> Data to process:

.....

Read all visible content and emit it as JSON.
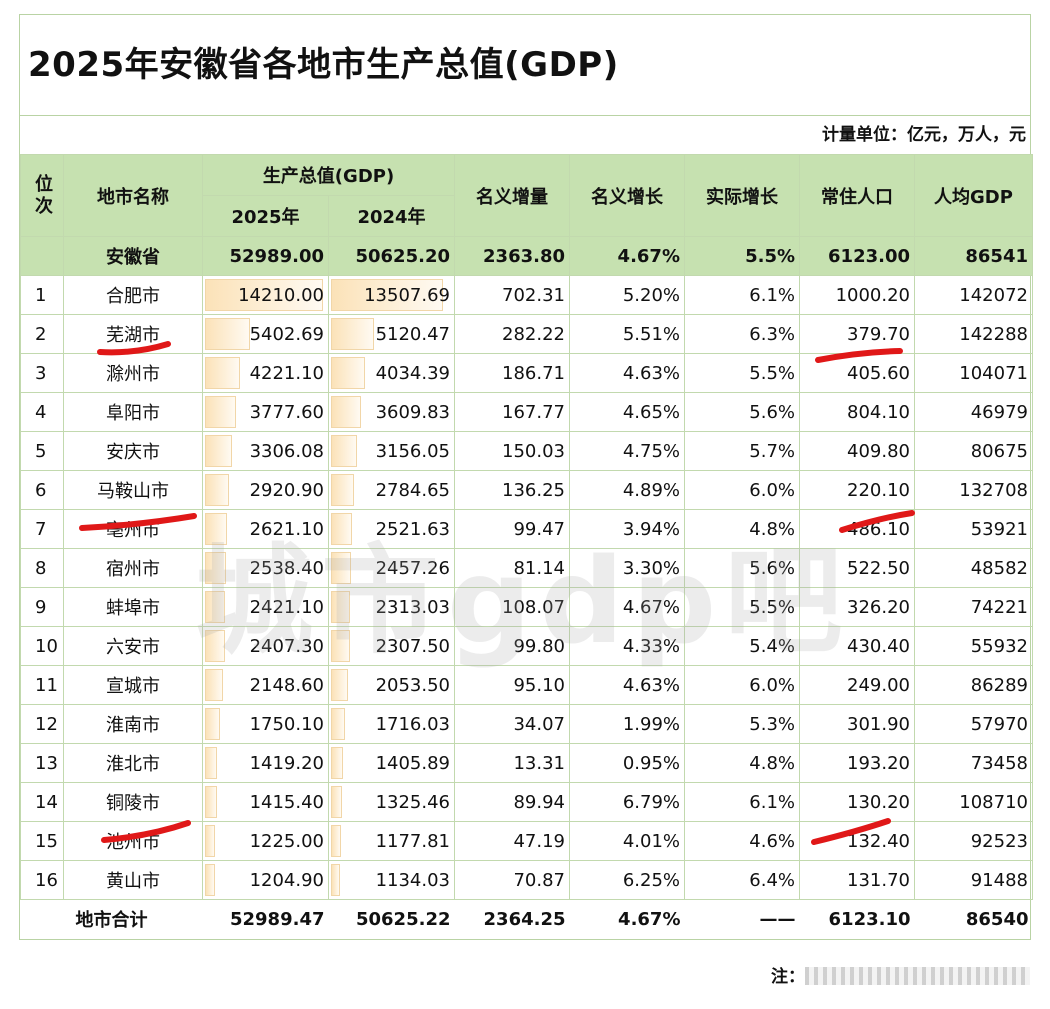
{
  "title": "2025年安徽省各地市生产总值(GDP)",
  "unit_note": "计量单位：亿元，万人，元",
  "headers": {
    "rank": "位次",
    "city": "地市名称",
    "gdp": "生产总值(GDP)",
    "y2025": "2025年",
    "y2024": "2024年",
    "nominal_increase": "名义增量",
    "nominal_growth": "名义增长",
    "real_growth": "实际增长",
    "population": "常住人口",
    "per_capita": "人均GDP"
  },
  "province": {
    "name": "安徽省",
    "gdp2025": "52989.00",
    "gdp2024": "50625.20",
    "increase": "2363.80",
    "nominal": "4.67%",
    "real": "5.5%",
    "pop": "6123.00",
    "per": "86541"
  },
  "rows": [
    {
      "rank": "1",
      "city": "合肥市",
      "gdp2025": "14210.00",
      "gdp2024": "13507.69",
      "increase": "702.31",
      "nominal": "5.20%",
      "real": "6.1%",
      "pop": "1000.20",
      "per": "142072"
    },
    {
      "rank": "2",
      "city": "芜湖市",
      "gdp2025": "5402.69",
      "gdp2024": "5120.47",
      "increase": "282.22",
      "nominal": "5.51%",
      "real": "6.3%",
      "pop": "379.70",
      "per": "142288"
    },
    {
      "rank": "3",
      "city": "滁州市",
      "gdp2025": "4221.10",
      "gdp2024": "4034.39",
      "increase": "186.71",
      "nominal": "4.63%",
      "real": "5.5%",
      "pop": "405.60",
      "per": "104071"
    },
    {
      "rank": "4",
      "city": "阜阳市",
      "gdp2025": "3777.60",
      "gdp2024": "3609.83",
      "increase": "167.77",
      "nominal": "4.65%",
      "real": "5.6%",
      "pop": "804.10",
      "per": "46979"
    },
    {
      "rank": "5",
      "city": "安庆市",
      "gdp2025": "3306.08",
      "gdp2024": "3156.05",
      "increase": "150.03",
      "nominal": "4.75%",
      "real": "5.7%",
      "pop": "409.80",
      "per": "80675"
    },
    {
      "rank": "6",
      "city": "马鞍山市",
      "gdp2025": "2920.90",
      "gdp2024": "2784.65",
      "increase": "136.25",
      "nominal": "4.89%",
      "real": "6.0%",
      "pop": "220.10",
      "per": "132708"
    },
    {
      "rank": "7",
      "city": "亳州市",
      "gdp2025": "2621.10",
      "gdp2024": "2521.63",
      "increase": "99.47",
      "nominal": "3.94%",
      "real": "4.8%",
      "pop": "486.10",
      "per": "53921"
    },
    {
      "rank": "8",
      "city": "宿州市",
      "gdp2025": "2538.40",
      "gdp2024": "2457.26",
      "increase": "81.14",
      "nominal": "3.30%",
      "real": "5.6%",
      "pop": "522.50",
      "per": "48582"
    },
    {
      "rank": "9",
      "city": "蚌埠市",
      "gdp2025": "2421.10",
      "gdp2024": "2313.03",
      "increase": "108.07",
      "nominal": "4.67%",
      "real": "5.5%",
      "pop": "326.20",
      "per": "74221"
    },
    {
      "rank": "10",
      "city": "六安市",
      "gdp2025": "2407.30",
      "gdp2024": "2307.50",
      "increase": "99.80",
      "nominal": "4.33%",
      "real": "5.4%",
      "pop": "430.40",
      "per": "55932"
    },
    {
      "rank": "11",
      "city": "宣城市",
      "gdp2025": "2148.60",
      "gdp2024": "2053.50",
      "increase": "95.10",
      "nominal": "4.63%",
      "real": "6.0%",
      "pop": "249.00",
      "per": "86289"
    },
    {
      "rank": "12",
      "city": "淮南市",
      "gdp2025": "1750.10",
      "gdp2024": "1716.03",
      "increase": "34.07",
      "nominal": "1.99%",
      "real": "5.3%",
      "pop": "301.90",
      "per": "57970"
    },
    {
      "rank": "13",
      "city": "淮北市",
      "gdp2025": "1419.20",
      "gdp2024": "1405.89",
      "increase": "13.31",
      "nominal": "0.95%",
      "real": "4.8%",
      "pop": "193.20",
      "per": "73458"
    },
    {
      "rank": "14",
      "city": "铜陵市",
      "gdp2025": "1415.40",
      "gdp2024": "1325.46",
      "increase": "89.94",
      "nominal": "6.79%",
      "real": "6.1%",
      "pop": "130.20",
      "per": "108710"
    },
    {
      "rank": "15",
      "city": "池州市",
      "gdp2025": "1225.00",
      "gdp2024": "1177.81",
      "increase": "47.19",
      "nominal": "4.01%",
      "real": "4.6%",
      "pop": "132.40",
      "per": "92523"
    },
    {
      "rank": "16",
      "city": "黄山市",
      "gdp2025": "1204.90",
      "gdp2024": "1134.03",
      "increase": "70.87",
      "nominal": "6.25%",
      "real": "6.4%",
      "pop": "131.70",
      "per": "91488"
    }
  ],
  "total": {
    "label": "地市合计",
    "gdp2025": "52989.47",
    "gdp2024": "50625.22",
    "increase": "2364.25",
    "nominal": "4.67%",
    "real": "——",
    "pop": "6123.10",
    "per": "86540"
  },
  "note_prefix": "注：",
  "watermark": "城市gdp吧",
  "colors": {
    "header_bg": "#c6e1b0",
    "grid": "#c2d9ae",
    "bar_fill": "#fbe2b8",
    "pen": "#e01818"
  }
}
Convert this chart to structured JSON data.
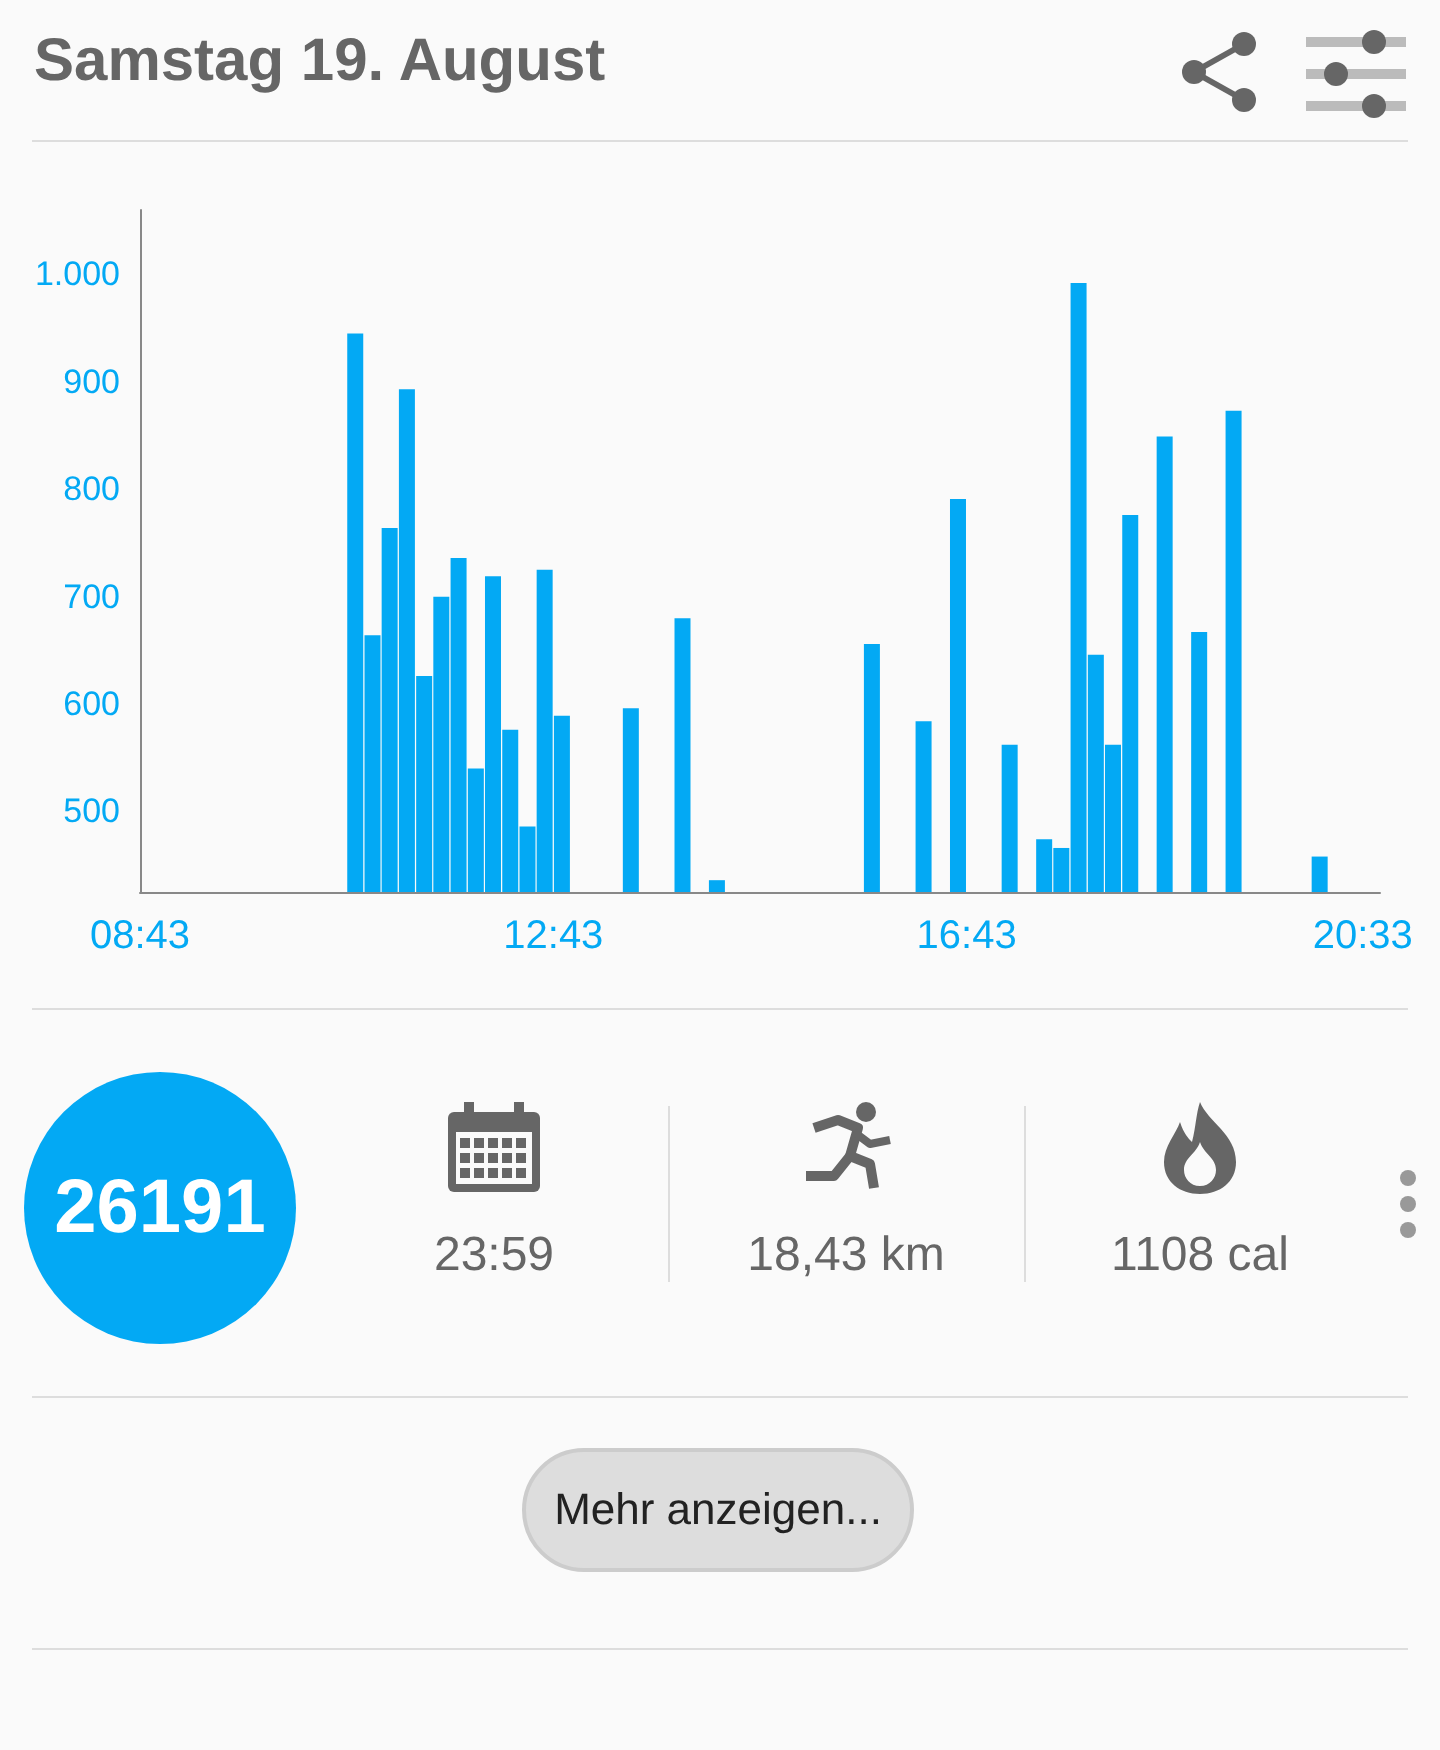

.....

> Stated problem:
Scan the listing above. Gather each line that contains the word "JSON".

> Written answer:
Read all visible content and emit it as JSON.
Convert this chart to structured JSON data.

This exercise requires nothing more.